List each line in which the string "title" appears.

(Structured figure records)
----

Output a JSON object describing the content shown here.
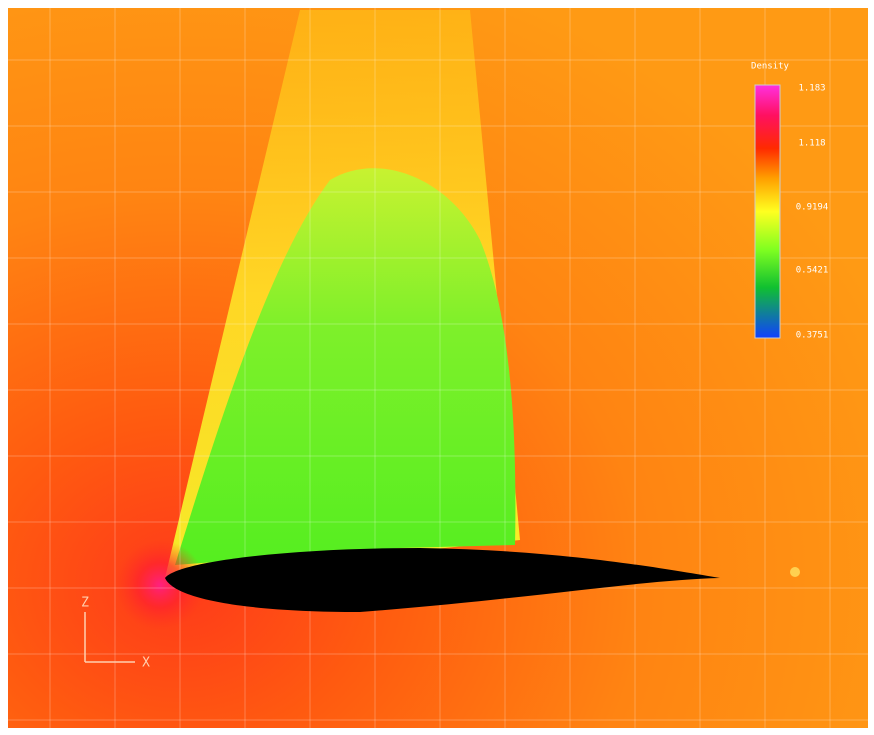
{
  "legend": {
    "title": "Density",
    "labels": [
      "1.183",
      "1.118",
      "0.9194",
      "0.5421",
      "0.3751"
    ]
  },
  "axes": {
    "vertical": "Z",
    "horizontal": "X"
  }
}
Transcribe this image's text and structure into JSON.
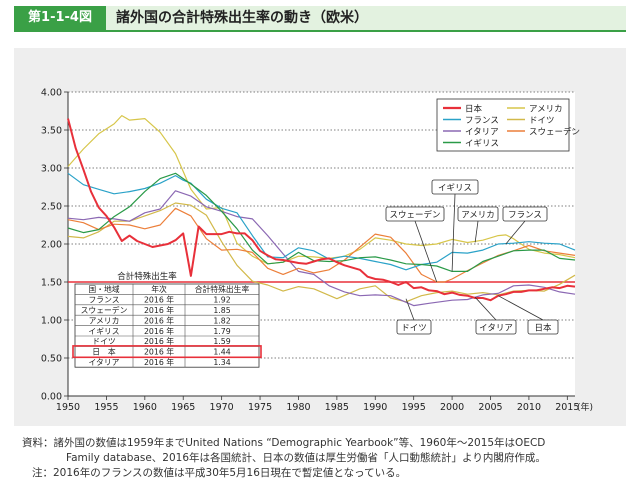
{
  "header": {
    "figure_no": "第1-1-4図",
    "title": "諸外国の合計特殊出生率の動き（欧米）"
  },
  "chart_data": {
    "type": "line",
    "xlim": [
      1950,
      2016
    ],
    "ylim": [
      0,
      4
    ],
    "x_ticks": [
      "1950",
      "1955",
      "1960",
      "1965",
      "1970",
      "1975",
      "1980",
      "1985",
      "1990",
      "1995",
      "2000",
      "2005",
      "2010",
      "2015"
    ],
    "x_unit": "(年)",
    "y_ticks": [
      "0.00",
      "0.50",
      "1.00",
      "1.50",
      "2.00",
      "2.50",
      "3.00",
      "3.50",
      "4.00"
    ],
    "grid": "dotted-horizontal",
    "reference_line": {
      "value": 1.5,
      "color": "#e8303a"
    },
    "legend_position": "top-right",
    "series": [
      {
        "name": "日本",
        "color": "#e8303a",
        "width": 2,
        "points": [
          [
            1950,
            3.65
          ],
          [
            1951,
            3.26
          ],
          [
            1952,
            2.98
          ],
          [
            1953,
            2.69
          ],
          [
            1954,
            2.48
          ],
          [
            1955,
            2.37
          ],
          [
            1956,
            2.22
          ],
          [
            1957,
            2.04
          ],
          [
            1958,
            2.11
          ],
          [
            1959,
            2.04
          ],
          [
            1960,
            2.0
          ],
          [
            1961,
            1.96
          ],
          [
            1962,
            1.98
          ],
          [
            1963,
            2.0
          ],
          [
            1964,
            2.05
          ],
          [
            1965,
            2.14
          ],
          [
            1966,
            1.58
          ],
          [
            1967,
            2.23
          ],
          [
            1968,
            2.13
          ],
          [
            1969,
            2.13
          ],
          [
            1970,
            2.13
          ],
          [
            1971,
            2.16
          ],
          [
            1972,
            2.14
          ],
          [
            1973,
            2.14
          ],
          [
            1974,
            2.05
          ],
          [
            1975,
            1.91
          ],
          [
            1976,
            1.85
          ],
          [
            1977,
            1.8
          ],
          [
            1978,
            1.79
          ],
          [
            1979,
            1.77
          ],
          [
            1980,
            1.75
          ],
          [
            1981,
            1.74
          ],
          [
            1982,
            1.77
          ],
          [
            1983,
            1.8
          ],
          [
            1984,
            1.81
          ],
          [
            1985,
            1.76
          ],
          [
            1986,
            1.72
          ],
          [
            1987,
            1.69
          ],
          [
            1988,
            1.66
          ],
          [
            1989,
            1.57
          ],
          [
            1990,
            1.54
          ],
          [
            1991,
            1.53
          ],
          [
            1992,
            1.5
          ],
          [
            1993,
            1.46
          ],
          [
            1994,
            1.5
          ],
          [
            1995,
            1.42
          ],
          [
            1996,
            1.43
          ],
          [
            1997,
            1.39
          ],
          [
            1998,
            1.38
          ],
          [
            1999,
            1.34
          ],
          [
            2000,
            1.36
          ],
          [
            2001,
            1.33
          ],
          [
            2002,
            1.32
          ],
          [
            2003,
            1.29
          ],
          [
            2004,
            1.29
          ],
          [
            2005,
            1.26
          ],
          [
            2006,
            1.32
          ],
          [
            2007,
            1.34
          ],
          [
            2008,
            1.37
          ],
          [
            2009,
            1.37
          ],
          [
            2010,
            1.39
          ],
          [
            2011,
            1.39
          ],
          [
            2012,
            1.41
          ],
          [
            2013,
            1.43
          ],
          [
            2014,
            1.42
          ],
          [
            2015,
            1.45
          ],
          [
            2016,
            1.44
          ]
        ]
      },
      {
        "name": "アメリカ",
        "color": "#d7c64a",
        "width": 1.2,
        "points": [
          [
            1950,
            3.02
          ],
          [
            1952,
            3.25
          ],
          [
            1954,
            3.45
          ],
          [
            1956,
            3.58
          ],
          [
            1957,
            3.69
          ],
          [
            1958,
            3.63
          ],
          [
            1960,
            3.65
          ],
          [
            1962,
            3.47
          ],
          [
            1964,
            3.19
          ],
          [
            1966,
            2.72
          ],
          [
            1968,
            2.46
          ],
          [
            1970,
            2.48
          ],
          [
            1972,
            2.01
          ],
          [
            1974,
            1.84
          ],
          [
            1976,
            1.74
          ],
          [
            1978,
            1.76
          ],
          [
            1980,
            1.84
          ],
          [
            1982,
            1.83
          ],
          [
            1984,
            1.81
          ],
          [
            1986,
            1.84
          ],
          [
            1988,
            1.93
          ],
          [
            1990,
            2.08
          ],
          [
            1992,
            2.05
          ],
          [
            1994,
            2.0
          ],
          [
            1996,
            1.98
          ],
          [
            1998,
            2.0
          ],
          [
            2000,
            2.06
          ],
          [
            2002,
            2.02
          ],
          [
            2004,
            2.05
          ],
          [
            2006,
            2.11
          ],
          [
            2007,
            2.12
          ],
          [
            2008,
            2.07
          ],
          [
            2010,
            1.93
          ],
          [
            2012,
            1.88
          ],
          [
            2014,
            1.86
          ],
          [
            2016,
            1.82
          ]
        ]
      },
      {
        "name": "フランス",
        "color": "#2aa2c8",
        "width": 1.2,
        "points": [
          [
            1950,
            2.93
          ],
          [
            1952,
            2.78
          ],
          [
            1954,
            2.72
          ],
          [
            1956,
            2.66
          ],
          [
            1958,
            2.69
          ],
          [
            1960,
            2.73
          ],
          [
            1962,
            2.8
          ],
          [
            1964,
            2.9
          ],
          [
            1965,
            2.84
          ],
          [
            1966,
            2.8
          ],
          [
            1968,
            2.59
          ],
          [
            1970,
            2.47
          ],
          [
            1972,
            2.41
          ],
          [
            1974,
            2.11
          ],
          [
            1976,
            1.83
          ],
          [
            1978,
            1.82
          ],
          [
            1980,
            1.95
          ],
          [
            1982,
            1.91
          ],
          [
            1984,
            1.8
          ],
          [
            1986,
            1.84
          ],
          [
            1988,
            1.81
          ],
          [
            1990,
            1.77
          ],
          [
            1992,
            1.73
          ],
          [
            1994,
            1.66
          ],
          [
            1996,
            1.73
          ],
          [
            1998,
            1.76
          ],
          [
            2000,
            1.89
          ],
          [
            2002,
            1.88
          ],
          [
            2004,
            1.92
          ],
          [
            2006,
            2.0
          ],
          [
            2008,
            2.01
          ],
          [
            2010,
            2.03
          ],
          [
            2012,
            2.01
          ],
          [
            2014,
            2.0
          ],
          [
            2016,
            1.92
          ]
        ]
      },
      {
        "name": "ドイツ",
        "color": "#d2b94a",
        "width": 1.2,
        "points": [
          [
            1950,
            2.1
          ],
          [
            1952,
            2.08
          ],
          [
            1954,
            2.16
          ],
          [
            1956,
            2.3
          ],
          [
            1958,
            2.3
          ],
          [
            1960,
            2.37
          ],
          [
            1962,
            2.44
          ],
          [
            1964,
            2.54
          ],
          [
            1966,
            2.51
          ],
          [
            1968,
            2.38
          ],
          [
            1970,
            2.03
          ],
          [
            1972,
            1.72
          ],
          [
            1974,
            1.51
          ],
          [
            1976,
            1.46
          ],
          [
            1978,
            1.38
          ],
          [
            1980,
            1.44
          ],
          [
            1982,
            1.41
          ],
          [
            1985,
            1.28
          ],
          [
            1988,
            1.41
          ],
          [
            1990,
            1.45
          ],
          [
            1992,
            1.29
          ],
          [
            1994,
            1.24
          ],
          [
            1996,
            1.32
          ],
          [
            1998,
            1.36
          ],
          [
            2000,
            1.38
          ],
          [
            2002,
            1.34
          ],
          [
            2004,
            1.36
          ],
          [
            2006,
            1.33
          ],
          [
            2008,
            1.38
          ],
          [
            2010,
            1.39
          ],
          [
            2012,
            1.38
          ],
          [
            2014,
            1.47
          ],
          [
            2016,
            1.59
          ]
        ]
      },
      {
        "name": "イタリア",
        "color": "#8b68b3",
        "width": 1.2,
        "points": [
          [
            1950,
            2.34
          ],
          [
            1952,
            2.32
          ],
          [
            1954,
            2.35
          ],
          [
            1956,
            2.33
          ],
          [
            1958,
            2.3
          ],
          [
            1960,
            2.41
          ],
          [
            1962,
            2.46
          ],
          [
            1964,
            2.7
          ],
          [
            1966,
            2.63
          ],
          [
            1968,
            2.49
          ],
          [
            1970,
            2.43
          ],
          [
            1972,
            2.36
          ],
          [
            1974,
            2.33
          ],
          [
            1976,
            2.11
          ],
          [
            1978,
            1.87
          ],
          [
            1980,
            1.64
          ],
          [
            1982,
            1.6
          ],
          [
            1984,
            1.45
          ],
          [
            1986,
            1.37
          ],
          [
            1988,
            1.32
          ],
          [
            1990,
            1.33
          ],
          [
            1992,
            1.32
          ],
          [
            1995,
            1.19
          ],
          [
            1997,
            1.22
          ],
          [
            2000,
            1.26
          ],
          [
            2002,
            1.27
          ],
          [
            2004,
            1.33
          ],
          [
            2006,
            1.35
          ],
          [
            2008,
            1.45
          ],
          [
            2010,
            1.46
          ],
          [
            2012,
            1.43
          ],
          [
            2014,
            1.37
          ],
          [
            2016,
            1.34
          ]
        ]
      },
      {
        "name": "スウェーデン",
        "color": "#ec7f3a",
        "width": 1.2,
        "points": [
          [
            1950,
            2.32
          ],
          [
            1952,
            2.28
          ],
          [
            1954,
            2.19
          ],
          [
            1956,
            2.26
          ],
          [
            1958,
            2.25
          ],
          [
            1960,
            2.2
          ],
          [
            1962,
            2.25
          ],
          [
            1964,
            2.47
          ],
          [
            1966,
            2.37
          ],
          [
            1968,
            2.07
          ],
          [
            1970,
            1.92
          ],
          [
            1972,
            1.93
          ],
          [
            1974,
            1.89
          ],
          [
            1976,
            1.68
          ],
          [
            1978,
            1.6
          ],
          [
            1980,
            1.68
          ],
          [
            1982,
            1.62
          ],
          [
            1984,
            1.66
          ],
          [
            1986,
            1.79
          ],
          [
            1988,
            1.96
          ],
          [
            1990,
            2.13
          ],
          [
            1992,
            2.09
          ],
          [
            1994,
            1.88
          ],
          [
            1996,
            1.6
          ],
          [
            1998,
            1.5
          ],
          [
            1999,
            1.5
          ],
          [
            2000,
            1.54
          ],
          [
            2002,
            1.65
          ],
          [
            2004,
            1.75
          ],
          [
            2006,
            1.85
          ],
          [
            2008,
            1.91
          ],
          [
            2010,
            1.98
          ],
          [
            2012,
            1.91
          ],
          [
            2014,
            1.88
          ],
          [
            2016,
            1.85
          ]
        ]
      },
      {
        "name": "イギリス",
        "color": "#2a9a48",
        "width": 1.2,
        "points": [
          [
            1950,
            2.21
          ],
          [
            1952,
            2.15
          ],
          [
            1954,
            2.19
          ],
          [
            1956,
            2.36
          ],
          [
            1958,
            2.49
          ],
          [
            1960,
            2.69
          ],
          [
            1962,
            2.86
          ],
          [
            1964,
            2.93
          ],
          [
            1966,
            2.79
          ],
          [
            1968,
            2.64
          ],
          [
            1970,
            2.43
          ],
          [
            1972,
            2.2
          ],
          [
            1974,
            1.92
          ],
          [
            1976,
            1.74
          ],
          [
            1978,
            1.76
          ],
          [
            1980,
            1.89
          ],
          [
            1982,
            1.78
          ],
          [
            1984,
            1.77
          ],
          [
            1986,
            1.78
          ],
          [
            1988,
            1.82
          ],
          [
            1990,
            1.83
          ],
          [
            1992,
            1.79
          ],
          [
            1994,
            1.74
          ],
          [
            1996,
            1.73
          ],
          [
            1998,
            1.71
          ],
          [
            2000,
            1.64
          ],
          [
            2002,
            1.64
          ],
          [
            2004,
            1.77
          ],
          [
            2006,
            1.84
          ],
          [
            2008,
            1.91
          ],
          [
            2010,
            1.92
          ],
          [
            2012,
            1.92
          ],
          [
            2014,
            1.81
          ],
          [
            2016,
            1.79
          ]
        ]
      }
    ],
    "callouts": [
      {
        "label": "イギリス",
        "target": [
          2000,
          1.64
        ]
      },
      {
        "label": "スウェーデン",
        "target": [
          1998,
          1.5
        ]
      },
      {
        "label": "アメリカ",
        "target": [
          2003,
          2.02
        ]
      },
      {
        "label": "フランス",
        "target": [
          2007,
          2.0
        ]
      },
      {
        "label": "ドイツ",
        "target": [
          1994,
          1.28
        ]
      },
      {
        "label": "イタリア",
        "target": [
          2003,
          1.3
        ]
      },
      {
        "label": "日本",
        "target": [
          2006,
          1.32
        ]
      }
    ],
    "table": {
      "title": "合計特殊出生率",
      "headers": [
        "国・地域",
        "年次",
        "合計特殊出生率"
      ],
      "rows": [
        [
          "フランス",
          "2016 年",
          "1.92"
        ],
        [
          "スウェーデン",
          "2016 年",
          "1.85"
        ],
        [
          "アメリカ",
          "2016 年",
          "1.82"
        ],
        [
          "イギリス",
          "2016 年",
          "1.79"
        ],
        [
          "ドイツ",
          "2016 年",
          "1.59"
        ],
        [
          "日　本",
          "2016 年",
          "1.44"
        ],
        [
          "イタリア",
          "2016 年",
          "1.34"
        ]
      ],
      "highlight_row": 5
    }
  },
  "notes": {
    "source_label": "資料：",
    "source_line1": "諸外国の数値は1959年までUnited Nations “Demographic Yearbook”等、1960年～2015年はOECD",
    "source_line2": "Family database、2016年は各国統計、日本の数値は厚生労働省「人口動態統計」より内閣府作成。",
    "note_label": "注：",
    "note_text": "2016年のフランスの数値は平成30年5月16日現在で暫定値となっている。"
  }
}
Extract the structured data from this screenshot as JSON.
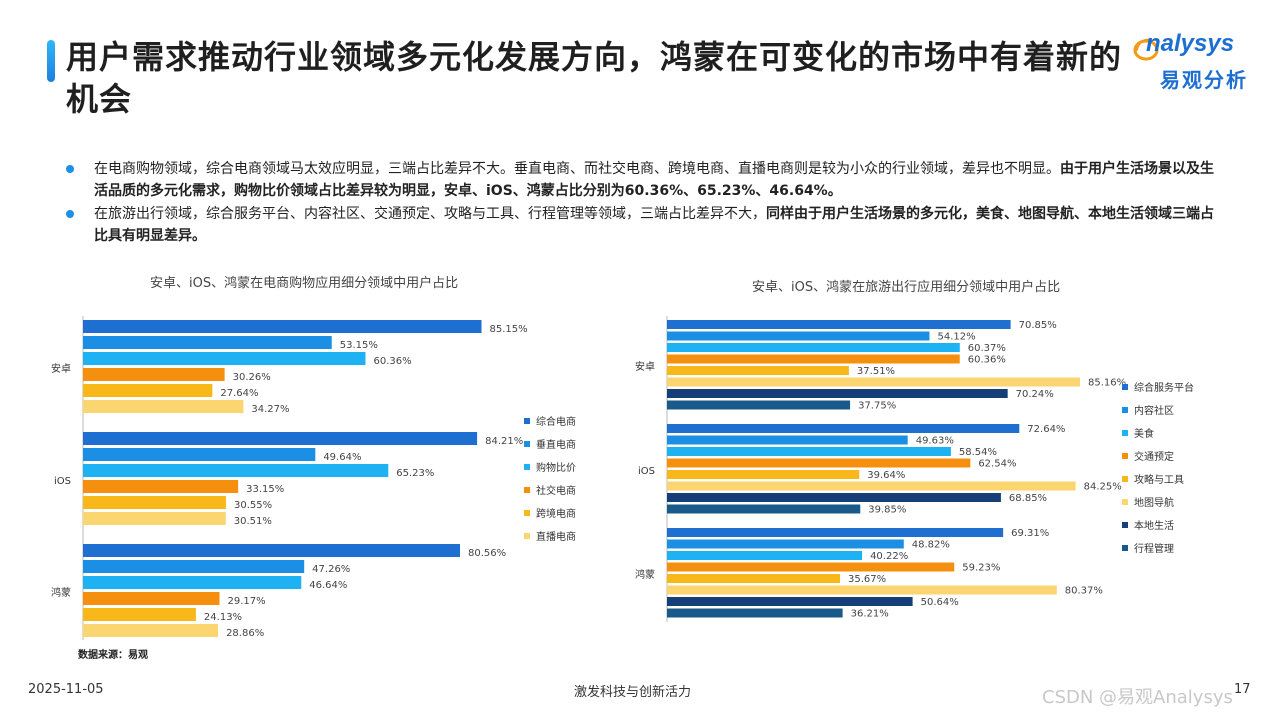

----

### Correct output
    "title": "Density",
    "title": "諸外国の合計特殊出生率の動き（欧米）"
      "title": "合計特殊出生率",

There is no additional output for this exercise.